▶ [Stated exercise A]: Count the lines in the records below that contain the string "name", and reply with only the number.

Start of Excerpted text

I shared this Pu’er and Verdant Tea’s Spring Tieguanyin with a friend last Tuesday. Refer to my tasting note of the latter tea for more backstory of the context. I will begin by saying that I’ve probably tried around 18-20 pu’er teas, and to date, this Xingyang 1998 Golden Leaf Shou remains the best of them. In a broader context, among the countless teas that I’ve tried (including all types and classes), this Pu’er stands out as an exceptionally fine representative of what tea can be, and is securely established in the top 3 best teas I’ve had the good fortune and pleasure to experience. When I give a tea the highest possible mark, it means that I consider it perfect in its own right, lacking nothing, and offering an additional something that I have not encountered in another tea. I trust that “finer” teas may exist, and indeed I hope to try them; but it is with this Pu’er that I feel we’re talking about a level of quality at which the tea deserves to be assessed outside of relative considerations. Essentially, I would have to rate such a tea as being “without rank”, as it and its peers are each embodying their own unique perfection.

Before I prepared this Pu’er a week ago, five months had passed since my last experience with it. This length of time was not for any lack of love or lack of desire to brew it, but because I refuse to drink this tea by myself and feel that it is worth being reserved for special occasions. The fact that I’ve only had one ounce of it in supply has also contributed to my reluctance, though I’m planning to buy more for the future while it’s still available.

End of Excerpted text

▶ [Stated exercise B]: Continue the tasting note on the 1998 Golden Leaf Shou Pu'er above, picking up right after its final sentence.

Start of Dataset extract

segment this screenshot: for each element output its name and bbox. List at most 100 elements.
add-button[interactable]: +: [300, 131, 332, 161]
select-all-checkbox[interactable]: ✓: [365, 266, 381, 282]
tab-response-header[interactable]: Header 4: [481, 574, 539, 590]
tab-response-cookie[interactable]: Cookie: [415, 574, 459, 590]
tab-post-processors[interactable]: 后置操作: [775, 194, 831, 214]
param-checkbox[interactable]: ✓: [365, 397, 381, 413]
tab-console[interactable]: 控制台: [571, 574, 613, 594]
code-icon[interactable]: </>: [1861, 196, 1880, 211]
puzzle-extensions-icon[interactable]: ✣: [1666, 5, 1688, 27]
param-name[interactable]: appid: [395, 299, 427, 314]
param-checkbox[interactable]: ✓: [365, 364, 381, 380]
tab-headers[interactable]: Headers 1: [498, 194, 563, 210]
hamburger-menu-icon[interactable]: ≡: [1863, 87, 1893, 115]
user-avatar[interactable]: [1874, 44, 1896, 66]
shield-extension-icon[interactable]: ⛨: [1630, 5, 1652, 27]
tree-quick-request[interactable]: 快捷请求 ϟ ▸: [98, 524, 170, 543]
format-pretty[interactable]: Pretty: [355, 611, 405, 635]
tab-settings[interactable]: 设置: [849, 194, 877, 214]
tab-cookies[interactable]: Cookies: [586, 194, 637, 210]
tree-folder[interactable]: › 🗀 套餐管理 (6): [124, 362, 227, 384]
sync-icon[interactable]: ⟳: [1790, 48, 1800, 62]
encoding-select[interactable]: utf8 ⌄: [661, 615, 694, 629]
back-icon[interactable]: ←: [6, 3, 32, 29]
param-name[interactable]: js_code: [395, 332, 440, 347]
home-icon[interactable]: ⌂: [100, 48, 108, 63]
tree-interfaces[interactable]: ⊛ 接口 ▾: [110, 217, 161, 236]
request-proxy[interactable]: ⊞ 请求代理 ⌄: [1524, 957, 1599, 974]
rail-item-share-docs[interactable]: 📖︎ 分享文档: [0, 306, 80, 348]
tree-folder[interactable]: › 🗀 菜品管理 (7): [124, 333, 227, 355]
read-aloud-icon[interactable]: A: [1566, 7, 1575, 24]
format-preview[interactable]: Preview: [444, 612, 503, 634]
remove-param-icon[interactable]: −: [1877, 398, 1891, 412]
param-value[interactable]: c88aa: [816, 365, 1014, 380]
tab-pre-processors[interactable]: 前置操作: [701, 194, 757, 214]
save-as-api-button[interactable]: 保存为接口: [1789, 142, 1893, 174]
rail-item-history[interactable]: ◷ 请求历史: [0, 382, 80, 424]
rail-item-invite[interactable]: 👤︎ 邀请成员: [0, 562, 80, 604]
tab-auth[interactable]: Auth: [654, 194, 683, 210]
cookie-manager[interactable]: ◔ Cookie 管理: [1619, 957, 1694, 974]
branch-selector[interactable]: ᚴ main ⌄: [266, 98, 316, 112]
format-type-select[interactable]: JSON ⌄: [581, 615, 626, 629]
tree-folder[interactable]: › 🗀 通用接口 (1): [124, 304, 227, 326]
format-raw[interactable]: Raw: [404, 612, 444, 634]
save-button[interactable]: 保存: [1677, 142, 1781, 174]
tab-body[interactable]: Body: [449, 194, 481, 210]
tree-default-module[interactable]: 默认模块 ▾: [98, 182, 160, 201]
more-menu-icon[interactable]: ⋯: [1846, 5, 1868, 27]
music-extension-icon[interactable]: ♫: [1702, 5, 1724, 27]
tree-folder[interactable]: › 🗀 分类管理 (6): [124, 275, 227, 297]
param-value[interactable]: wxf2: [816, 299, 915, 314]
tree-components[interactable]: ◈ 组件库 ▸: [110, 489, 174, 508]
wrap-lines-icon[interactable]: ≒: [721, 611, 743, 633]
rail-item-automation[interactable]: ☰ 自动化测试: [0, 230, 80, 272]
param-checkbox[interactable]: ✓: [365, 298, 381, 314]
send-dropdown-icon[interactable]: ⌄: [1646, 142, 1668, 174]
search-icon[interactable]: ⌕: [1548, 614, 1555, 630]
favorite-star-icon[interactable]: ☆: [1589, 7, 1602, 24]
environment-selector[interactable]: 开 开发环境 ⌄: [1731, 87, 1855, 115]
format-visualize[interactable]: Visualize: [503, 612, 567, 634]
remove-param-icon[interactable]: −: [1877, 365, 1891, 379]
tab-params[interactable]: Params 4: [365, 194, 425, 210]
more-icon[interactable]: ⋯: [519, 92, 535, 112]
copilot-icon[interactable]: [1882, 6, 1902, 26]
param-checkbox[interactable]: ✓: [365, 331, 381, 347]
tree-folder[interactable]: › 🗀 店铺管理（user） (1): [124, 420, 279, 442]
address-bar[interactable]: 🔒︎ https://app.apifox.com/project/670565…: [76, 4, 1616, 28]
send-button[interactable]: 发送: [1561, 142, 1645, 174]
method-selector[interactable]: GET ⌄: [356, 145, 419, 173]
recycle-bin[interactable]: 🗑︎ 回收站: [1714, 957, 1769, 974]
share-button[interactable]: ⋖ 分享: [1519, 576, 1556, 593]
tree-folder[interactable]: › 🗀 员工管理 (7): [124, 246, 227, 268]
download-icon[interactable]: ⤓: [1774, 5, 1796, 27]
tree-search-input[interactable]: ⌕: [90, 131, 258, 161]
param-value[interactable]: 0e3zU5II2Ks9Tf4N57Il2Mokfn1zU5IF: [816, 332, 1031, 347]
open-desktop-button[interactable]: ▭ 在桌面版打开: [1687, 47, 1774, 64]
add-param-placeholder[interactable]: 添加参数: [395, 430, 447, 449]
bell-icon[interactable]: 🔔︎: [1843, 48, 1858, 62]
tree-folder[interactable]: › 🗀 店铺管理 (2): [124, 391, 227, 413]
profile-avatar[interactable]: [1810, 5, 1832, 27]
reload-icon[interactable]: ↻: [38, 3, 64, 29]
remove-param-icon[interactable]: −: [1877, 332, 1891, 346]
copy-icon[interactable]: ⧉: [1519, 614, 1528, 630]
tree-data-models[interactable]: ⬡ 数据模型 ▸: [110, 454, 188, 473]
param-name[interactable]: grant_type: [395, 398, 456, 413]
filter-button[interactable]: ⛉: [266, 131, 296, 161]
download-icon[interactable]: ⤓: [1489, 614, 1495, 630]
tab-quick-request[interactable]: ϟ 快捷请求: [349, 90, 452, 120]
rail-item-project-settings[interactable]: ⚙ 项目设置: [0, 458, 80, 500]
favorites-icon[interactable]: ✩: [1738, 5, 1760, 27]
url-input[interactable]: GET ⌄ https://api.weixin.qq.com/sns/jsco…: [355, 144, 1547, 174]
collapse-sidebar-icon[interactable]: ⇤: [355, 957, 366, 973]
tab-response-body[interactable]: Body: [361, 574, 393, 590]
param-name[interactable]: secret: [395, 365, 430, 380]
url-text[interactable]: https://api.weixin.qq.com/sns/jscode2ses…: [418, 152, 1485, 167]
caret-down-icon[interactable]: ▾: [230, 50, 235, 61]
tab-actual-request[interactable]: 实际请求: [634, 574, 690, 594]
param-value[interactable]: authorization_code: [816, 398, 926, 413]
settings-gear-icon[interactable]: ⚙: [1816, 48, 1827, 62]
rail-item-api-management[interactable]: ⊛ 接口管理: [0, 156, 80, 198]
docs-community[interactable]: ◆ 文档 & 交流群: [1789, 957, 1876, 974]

End of Dataset extract

▶ [Result A]: 5

▶ [Result B]:
My friend had specifically requested a proper Pu’er initiation when we made arrangements to meet, as his few pervious experiences with this class of tea left a particularly unpleasant impression. He described having suffered the misfortune of tasting fishy, probably low-quality, Pu’er that was prepared with western brewing methods (no wash, 4 minute steeping). When I had told him of Gongfu brewing and what I’d learned about the appropriate treatment of Pu’er, he expressed an enthusiastic interest in trying it again.

I started preparing this tea after we’d grown sufficiently blissed-out drinking Teiguanyin for over an hour. The room was getting a bit hot so we opened the window and let the brisk night air flow into our drinking space. The previous day’s temperature had been around 90F in the afternoon, and dropped a sharp 30 degrees within a couple hours in the evening. It felt like we stood on the threshold of autumn, and the Xingyang Pu’er being prepared was the perfect tea to take us through that gate into a new season.

The first infusion after washing the tea was excellent, surprising both of us in its depth, fragrance and delectable taste. Just taking in the bouquet of that first infusion gave me goosebumps. A sweet and mild spice, slightly cinnamon-like, tree bark and freshly fallen leaves. I held the tea in my mouth for ten or more seconds per sip; its taste and feel ran through my body with the softness of a quiet stream, compelling all of my muscles to sink in relaxation. “Oh my God,” were my friend’s first words. All I could say in response was a deep and emphatic, “Yes”. Letting the aftertaste settle between sips and cups is an experience unto itself with this tea, which can unfold in interesting and exceedingly pleasant changes of character for over a minute. I remember most vividly this sparkling sensation developing after several seconds in the aftertaste, as if the awakened and stretching flavors of the tea were shaking off their 13-year sleep with a lively dance on my tongue.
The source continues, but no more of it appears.